• **Requirements**
Search the listing below for the string "资料来源" and copy every line where it occurs.

• **Provided material**
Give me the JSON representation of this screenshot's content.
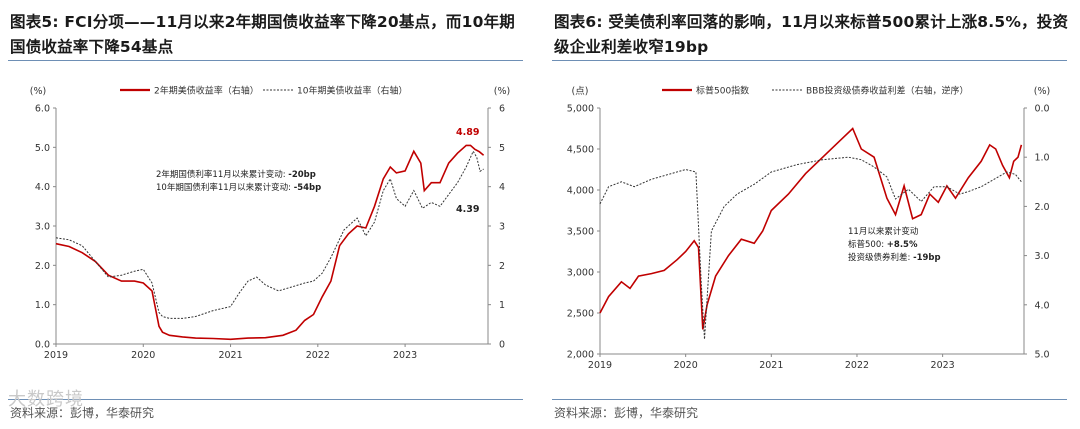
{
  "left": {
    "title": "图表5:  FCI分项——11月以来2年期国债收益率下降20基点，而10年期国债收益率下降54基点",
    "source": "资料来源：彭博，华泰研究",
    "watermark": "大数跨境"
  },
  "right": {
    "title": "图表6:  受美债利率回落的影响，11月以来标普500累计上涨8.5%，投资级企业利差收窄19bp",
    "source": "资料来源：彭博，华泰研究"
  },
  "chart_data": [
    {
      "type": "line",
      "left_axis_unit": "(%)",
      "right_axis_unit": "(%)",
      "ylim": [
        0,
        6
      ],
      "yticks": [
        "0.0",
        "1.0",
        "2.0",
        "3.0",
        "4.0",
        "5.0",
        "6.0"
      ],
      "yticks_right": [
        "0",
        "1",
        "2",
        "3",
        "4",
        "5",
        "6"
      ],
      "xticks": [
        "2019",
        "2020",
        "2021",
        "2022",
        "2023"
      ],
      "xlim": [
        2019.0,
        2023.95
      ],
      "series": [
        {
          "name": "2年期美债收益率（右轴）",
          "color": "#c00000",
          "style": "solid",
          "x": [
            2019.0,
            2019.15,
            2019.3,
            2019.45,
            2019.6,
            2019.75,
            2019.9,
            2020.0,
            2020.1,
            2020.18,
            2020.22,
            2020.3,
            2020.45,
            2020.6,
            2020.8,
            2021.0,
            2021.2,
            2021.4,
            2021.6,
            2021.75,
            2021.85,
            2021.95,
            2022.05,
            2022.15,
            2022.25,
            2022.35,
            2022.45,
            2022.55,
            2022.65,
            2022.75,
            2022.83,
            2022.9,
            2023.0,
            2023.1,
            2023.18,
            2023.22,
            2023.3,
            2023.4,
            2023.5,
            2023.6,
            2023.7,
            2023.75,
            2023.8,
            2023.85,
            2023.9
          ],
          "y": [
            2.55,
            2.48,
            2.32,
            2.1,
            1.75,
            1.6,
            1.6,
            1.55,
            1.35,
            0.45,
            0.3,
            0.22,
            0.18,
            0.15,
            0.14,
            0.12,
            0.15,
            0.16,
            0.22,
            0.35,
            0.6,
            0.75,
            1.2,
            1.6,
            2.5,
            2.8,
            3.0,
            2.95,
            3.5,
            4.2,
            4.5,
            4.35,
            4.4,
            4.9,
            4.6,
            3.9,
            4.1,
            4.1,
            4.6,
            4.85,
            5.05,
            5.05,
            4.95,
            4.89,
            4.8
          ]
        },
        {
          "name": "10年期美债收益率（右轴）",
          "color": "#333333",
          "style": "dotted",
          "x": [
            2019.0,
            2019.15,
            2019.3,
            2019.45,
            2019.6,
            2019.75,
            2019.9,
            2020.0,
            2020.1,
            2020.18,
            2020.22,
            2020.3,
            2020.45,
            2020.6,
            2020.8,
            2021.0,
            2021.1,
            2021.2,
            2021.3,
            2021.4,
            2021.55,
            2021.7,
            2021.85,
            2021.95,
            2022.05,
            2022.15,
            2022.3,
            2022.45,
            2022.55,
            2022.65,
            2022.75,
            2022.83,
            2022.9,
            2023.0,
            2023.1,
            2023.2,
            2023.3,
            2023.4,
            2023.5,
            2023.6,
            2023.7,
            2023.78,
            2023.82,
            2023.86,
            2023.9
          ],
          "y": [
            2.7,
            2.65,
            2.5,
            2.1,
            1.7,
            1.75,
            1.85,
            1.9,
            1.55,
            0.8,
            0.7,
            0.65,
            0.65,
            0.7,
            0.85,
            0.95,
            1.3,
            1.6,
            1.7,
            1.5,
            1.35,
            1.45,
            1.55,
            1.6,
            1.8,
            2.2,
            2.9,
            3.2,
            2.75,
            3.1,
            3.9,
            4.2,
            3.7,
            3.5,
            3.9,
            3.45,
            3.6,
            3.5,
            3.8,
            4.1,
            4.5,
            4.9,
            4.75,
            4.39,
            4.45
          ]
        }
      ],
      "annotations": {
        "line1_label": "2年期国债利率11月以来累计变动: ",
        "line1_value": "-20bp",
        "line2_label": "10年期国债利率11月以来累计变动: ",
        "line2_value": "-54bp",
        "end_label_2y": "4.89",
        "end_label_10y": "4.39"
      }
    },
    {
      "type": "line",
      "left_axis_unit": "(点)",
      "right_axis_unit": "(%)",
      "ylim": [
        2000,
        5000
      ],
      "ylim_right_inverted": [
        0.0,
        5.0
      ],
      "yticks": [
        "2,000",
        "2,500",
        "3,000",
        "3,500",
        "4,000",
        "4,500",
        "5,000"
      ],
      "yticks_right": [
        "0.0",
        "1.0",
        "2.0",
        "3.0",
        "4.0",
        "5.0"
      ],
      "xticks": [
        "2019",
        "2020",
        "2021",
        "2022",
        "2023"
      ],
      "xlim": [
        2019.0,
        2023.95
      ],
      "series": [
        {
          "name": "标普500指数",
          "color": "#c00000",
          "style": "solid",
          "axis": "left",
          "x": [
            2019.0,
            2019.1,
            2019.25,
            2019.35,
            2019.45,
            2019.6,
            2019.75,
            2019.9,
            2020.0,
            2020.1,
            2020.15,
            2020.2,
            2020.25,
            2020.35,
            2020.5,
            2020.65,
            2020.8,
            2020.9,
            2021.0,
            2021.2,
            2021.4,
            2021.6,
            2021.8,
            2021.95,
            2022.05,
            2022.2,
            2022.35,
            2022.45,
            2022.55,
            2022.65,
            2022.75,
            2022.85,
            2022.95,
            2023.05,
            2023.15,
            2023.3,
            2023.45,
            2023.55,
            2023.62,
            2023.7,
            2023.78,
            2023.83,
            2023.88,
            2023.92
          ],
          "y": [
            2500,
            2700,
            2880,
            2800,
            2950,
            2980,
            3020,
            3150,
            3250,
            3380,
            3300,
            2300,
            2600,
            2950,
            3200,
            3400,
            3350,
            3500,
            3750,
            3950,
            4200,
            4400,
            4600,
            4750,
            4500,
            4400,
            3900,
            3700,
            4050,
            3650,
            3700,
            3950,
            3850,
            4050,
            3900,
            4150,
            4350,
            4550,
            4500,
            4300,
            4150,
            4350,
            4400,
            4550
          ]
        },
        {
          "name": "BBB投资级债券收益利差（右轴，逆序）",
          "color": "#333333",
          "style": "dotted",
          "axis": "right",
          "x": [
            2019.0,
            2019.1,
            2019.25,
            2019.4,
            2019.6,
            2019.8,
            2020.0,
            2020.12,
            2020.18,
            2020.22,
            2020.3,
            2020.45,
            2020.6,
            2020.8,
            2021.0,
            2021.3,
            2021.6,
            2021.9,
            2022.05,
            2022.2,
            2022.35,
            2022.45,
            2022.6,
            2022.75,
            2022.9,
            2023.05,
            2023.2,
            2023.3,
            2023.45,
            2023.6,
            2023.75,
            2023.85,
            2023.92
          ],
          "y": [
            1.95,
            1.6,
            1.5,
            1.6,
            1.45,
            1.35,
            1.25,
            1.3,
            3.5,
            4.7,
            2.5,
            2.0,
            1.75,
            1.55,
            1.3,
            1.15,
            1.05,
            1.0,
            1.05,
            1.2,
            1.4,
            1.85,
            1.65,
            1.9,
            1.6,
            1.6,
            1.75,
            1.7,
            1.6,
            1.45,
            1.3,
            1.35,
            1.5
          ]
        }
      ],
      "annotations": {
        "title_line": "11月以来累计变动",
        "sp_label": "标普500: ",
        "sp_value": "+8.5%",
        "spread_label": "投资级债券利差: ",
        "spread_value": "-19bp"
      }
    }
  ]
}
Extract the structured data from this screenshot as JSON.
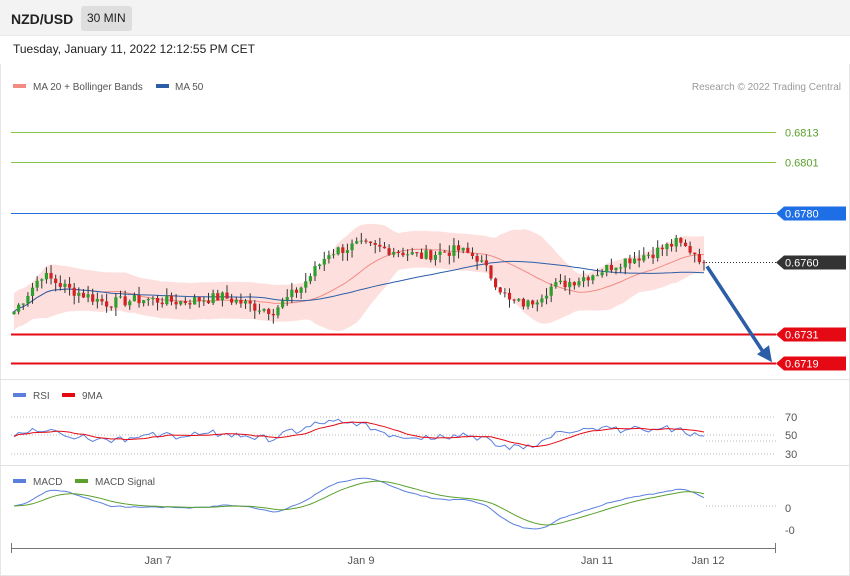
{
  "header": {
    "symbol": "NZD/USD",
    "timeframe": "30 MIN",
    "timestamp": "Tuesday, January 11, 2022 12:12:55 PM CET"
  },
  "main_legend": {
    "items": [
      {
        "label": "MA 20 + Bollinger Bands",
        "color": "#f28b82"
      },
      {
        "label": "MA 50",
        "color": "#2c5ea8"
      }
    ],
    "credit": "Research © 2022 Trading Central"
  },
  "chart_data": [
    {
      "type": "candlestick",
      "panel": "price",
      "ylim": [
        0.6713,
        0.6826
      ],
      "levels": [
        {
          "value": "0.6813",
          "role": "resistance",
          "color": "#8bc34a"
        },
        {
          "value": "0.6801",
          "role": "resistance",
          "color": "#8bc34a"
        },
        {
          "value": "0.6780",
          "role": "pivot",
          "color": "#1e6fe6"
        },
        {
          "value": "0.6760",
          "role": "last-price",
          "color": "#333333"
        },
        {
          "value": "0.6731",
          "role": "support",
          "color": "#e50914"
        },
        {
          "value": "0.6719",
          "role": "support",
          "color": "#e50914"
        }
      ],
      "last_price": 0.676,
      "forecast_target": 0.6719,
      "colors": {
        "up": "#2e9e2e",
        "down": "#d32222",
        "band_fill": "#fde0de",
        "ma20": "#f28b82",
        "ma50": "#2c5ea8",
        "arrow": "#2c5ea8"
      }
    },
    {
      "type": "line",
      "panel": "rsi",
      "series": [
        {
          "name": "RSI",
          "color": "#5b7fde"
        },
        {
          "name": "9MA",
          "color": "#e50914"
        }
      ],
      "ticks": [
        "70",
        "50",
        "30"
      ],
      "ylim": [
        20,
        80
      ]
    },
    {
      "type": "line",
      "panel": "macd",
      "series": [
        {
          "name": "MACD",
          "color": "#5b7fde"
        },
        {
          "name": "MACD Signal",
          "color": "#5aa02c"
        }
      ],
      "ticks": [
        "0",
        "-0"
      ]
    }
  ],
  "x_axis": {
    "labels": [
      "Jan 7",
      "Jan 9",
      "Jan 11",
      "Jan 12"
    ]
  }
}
* * *
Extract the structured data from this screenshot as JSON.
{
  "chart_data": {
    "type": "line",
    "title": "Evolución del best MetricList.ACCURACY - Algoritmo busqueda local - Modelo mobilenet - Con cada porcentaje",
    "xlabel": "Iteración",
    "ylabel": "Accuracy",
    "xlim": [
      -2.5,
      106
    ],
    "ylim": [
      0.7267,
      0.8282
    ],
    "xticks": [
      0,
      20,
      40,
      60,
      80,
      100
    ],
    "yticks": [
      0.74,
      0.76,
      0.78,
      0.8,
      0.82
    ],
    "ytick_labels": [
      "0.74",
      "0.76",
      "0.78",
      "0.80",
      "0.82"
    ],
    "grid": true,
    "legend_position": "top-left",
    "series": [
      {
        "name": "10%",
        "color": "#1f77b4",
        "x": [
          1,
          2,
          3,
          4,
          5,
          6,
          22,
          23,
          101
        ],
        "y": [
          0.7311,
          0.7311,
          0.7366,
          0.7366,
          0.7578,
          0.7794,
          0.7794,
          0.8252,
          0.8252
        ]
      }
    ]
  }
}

• **Exercise answer**
    "source": "资料来源：彭博，华泰研究",
    "source": "资料来源：彭博，华泰研究"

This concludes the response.